### Objective:
Transcribe the full listing below exactly.

### Items:
☆ ☆ ☆ ☆

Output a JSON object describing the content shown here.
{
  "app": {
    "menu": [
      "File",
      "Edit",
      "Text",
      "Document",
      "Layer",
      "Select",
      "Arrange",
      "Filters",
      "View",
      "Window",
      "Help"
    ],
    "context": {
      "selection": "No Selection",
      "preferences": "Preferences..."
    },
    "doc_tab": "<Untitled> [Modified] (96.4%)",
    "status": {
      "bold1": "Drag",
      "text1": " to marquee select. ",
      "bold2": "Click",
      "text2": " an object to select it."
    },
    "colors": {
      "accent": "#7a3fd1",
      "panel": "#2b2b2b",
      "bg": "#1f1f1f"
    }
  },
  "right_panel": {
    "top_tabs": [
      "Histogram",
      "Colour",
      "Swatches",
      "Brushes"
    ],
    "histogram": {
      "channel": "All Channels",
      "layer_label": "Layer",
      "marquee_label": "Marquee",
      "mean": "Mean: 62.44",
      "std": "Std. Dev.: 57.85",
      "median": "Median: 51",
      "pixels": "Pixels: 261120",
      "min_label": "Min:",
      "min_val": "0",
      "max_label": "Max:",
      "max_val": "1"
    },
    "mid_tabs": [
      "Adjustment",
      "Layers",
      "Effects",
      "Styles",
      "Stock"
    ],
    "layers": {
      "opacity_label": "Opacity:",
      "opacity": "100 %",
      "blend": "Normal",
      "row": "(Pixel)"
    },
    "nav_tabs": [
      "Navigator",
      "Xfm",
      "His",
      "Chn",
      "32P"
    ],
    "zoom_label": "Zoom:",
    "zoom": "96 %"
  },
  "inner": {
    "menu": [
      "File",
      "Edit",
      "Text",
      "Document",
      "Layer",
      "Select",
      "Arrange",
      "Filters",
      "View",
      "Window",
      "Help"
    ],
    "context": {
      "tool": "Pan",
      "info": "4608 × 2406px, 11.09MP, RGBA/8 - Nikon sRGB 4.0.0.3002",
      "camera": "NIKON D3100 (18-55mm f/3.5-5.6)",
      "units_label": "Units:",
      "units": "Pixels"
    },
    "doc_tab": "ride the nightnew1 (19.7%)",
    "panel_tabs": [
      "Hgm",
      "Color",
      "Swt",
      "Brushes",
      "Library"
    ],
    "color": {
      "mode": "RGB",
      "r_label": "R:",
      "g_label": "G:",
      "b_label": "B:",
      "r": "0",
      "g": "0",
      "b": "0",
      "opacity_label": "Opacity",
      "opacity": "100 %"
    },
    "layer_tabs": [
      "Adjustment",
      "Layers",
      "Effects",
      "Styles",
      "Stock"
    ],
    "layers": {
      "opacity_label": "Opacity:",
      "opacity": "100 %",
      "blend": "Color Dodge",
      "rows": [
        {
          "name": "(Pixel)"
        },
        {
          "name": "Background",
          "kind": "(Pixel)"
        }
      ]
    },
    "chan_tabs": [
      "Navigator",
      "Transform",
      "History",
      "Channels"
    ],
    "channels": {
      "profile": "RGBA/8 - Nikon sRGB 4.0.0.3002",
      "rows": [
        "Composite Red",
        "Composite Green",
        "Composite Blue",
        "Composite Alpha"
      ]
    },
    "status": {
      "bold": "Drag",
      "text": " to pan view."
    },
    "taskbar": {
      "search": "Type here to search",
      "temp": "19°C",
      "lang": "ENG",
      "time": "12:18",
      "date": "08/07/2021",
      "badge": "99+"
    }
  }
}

☆ ☆ ☆ ☆

### Solution to this exercise:
Output a JSON object describing the content shown here.
{
  "app": {
    "menu": [
      "File",
      "Edit",
      "Text",
      "Document",
      "Layer",
      "Select",
      "Arrange",
      "Filters",
      "View",
      "Window",
      "Help"
    ],
    "context": {
      "selection": "No Selection",
      "preferences": "Preferences..."
    },
    "doc_tab": "<Untitled> [Modified] (96.4%)",
    "status": {
      "bold1": "Drag",
      "text1": " to marquee select. ",
      "bold2": "Click",
      "text2": " an object to select it."
    },
    "colors": {
      "accent": "#7a3fd1",
      "panel": "#2b2b2b",
      "bg": "#1f1f1f"
    }
  },
  "right_panel": {
    "top_tabs": [
      "Histogram",
      "Colour",
      "Swatches",
      "Brushes"
    ],
    "histogram": {
      "channel": "All Channels",
      "layer_label": "Layer",
      "marquee_label": "Marquee",
      "mean": "Mean: 62.44",
      "std": "Std. Dev.: 57.85",
      "median": "Median: 51",
      "pixels": "Pixels: 261120",
      "min_label": "Min:",
      "min_val": "0",
      "max_label": "Max:",
      "max_val": "1"
    },
    "mid_tabs": [
      "Adjustment",
      "Layers",
      "Effects",
      "Styles",
      "Stock"
    ],
    "layers": {
      "opacity_label": "Opacity:",
      "opacity": "100 %",
      "blend": "Normal",
      "row": "(Pixel)"
    },
    "nav_tabs": [
      "Navigator",
      "Xfm",
      "His",
      "Chn",
      "32P"
    ],
    "zoom_label": "Zoom:",
    "zoom": "96 %"
  },
  "inner": {
    "menu": [
      "File",
      "Edit",
      "Text",
      "Document",
      "Layer",
      "Select",
      "Arrange",
      "Filters",
      "View",
      "Window",
      "Help"
    ],
    "context": {
      "tool": "Pan",
      "info": "4608 × 2406px, 11.09MP, RGBA/8 - Nikon sRGB 4.0.0.3002",
      "camera": "NIKON D3100 (18-55mm f/3.5-5.6)",
      "units_label": "Units:",
      "units": "Pixels"
    },
    "doc_tab": "ride the nightnew1 (19.7%)",
    "panel_tabs": [
      "Hgm",
      "Color",
      "Swt",
      "Brushes",
      "Library"
    ],
    "color": {
      "mode": "RGB",
      "r_label": "R:",
      "g_label": "G:",
      "b_label": "B:",
      "r": "0",
      "g": "0",
      "b": "0",
      "opacity_label": "Opacity",
      "opacity": "100 %"
    },
    "layer_tabs": [
      "Adjustment",
      "Layers",
      "Effects",
      "Styles",
      "Stock"
    ],
    "layers": {
      "opacity_label": "Opacity:",
      "opacity": "100 %",
      "blend": "Color Dodge",
      "rows": [
        {
          "name": "(Pixel)"
        },
        {
          "name": "Background",
          "kind": "(Pixel)"
        }
      ]
    },
    "chan_tabs": [
      "Navigator",
      "Transform",
      "History",
      "Channels"
    ],
    "channels": {
      "profile": "RGBA/8 - Nikon sRGB 4.0.0.3002",
      "rows": [
        "Composite Red",
        "Composite Green",
        "Composite Blue",
        "Composite Alpha"
      ]
    },
    "status": {
      "bold": "Drag",
      "text": " to pan view."
    },
    "taskbar": {
      "search": "Type here to search",
      "temp": "19°C",
      "lang": "ENG",
      "time": "12:18",
      "date": "08/07/2021",
      "badge": "99+"
    }
  }
}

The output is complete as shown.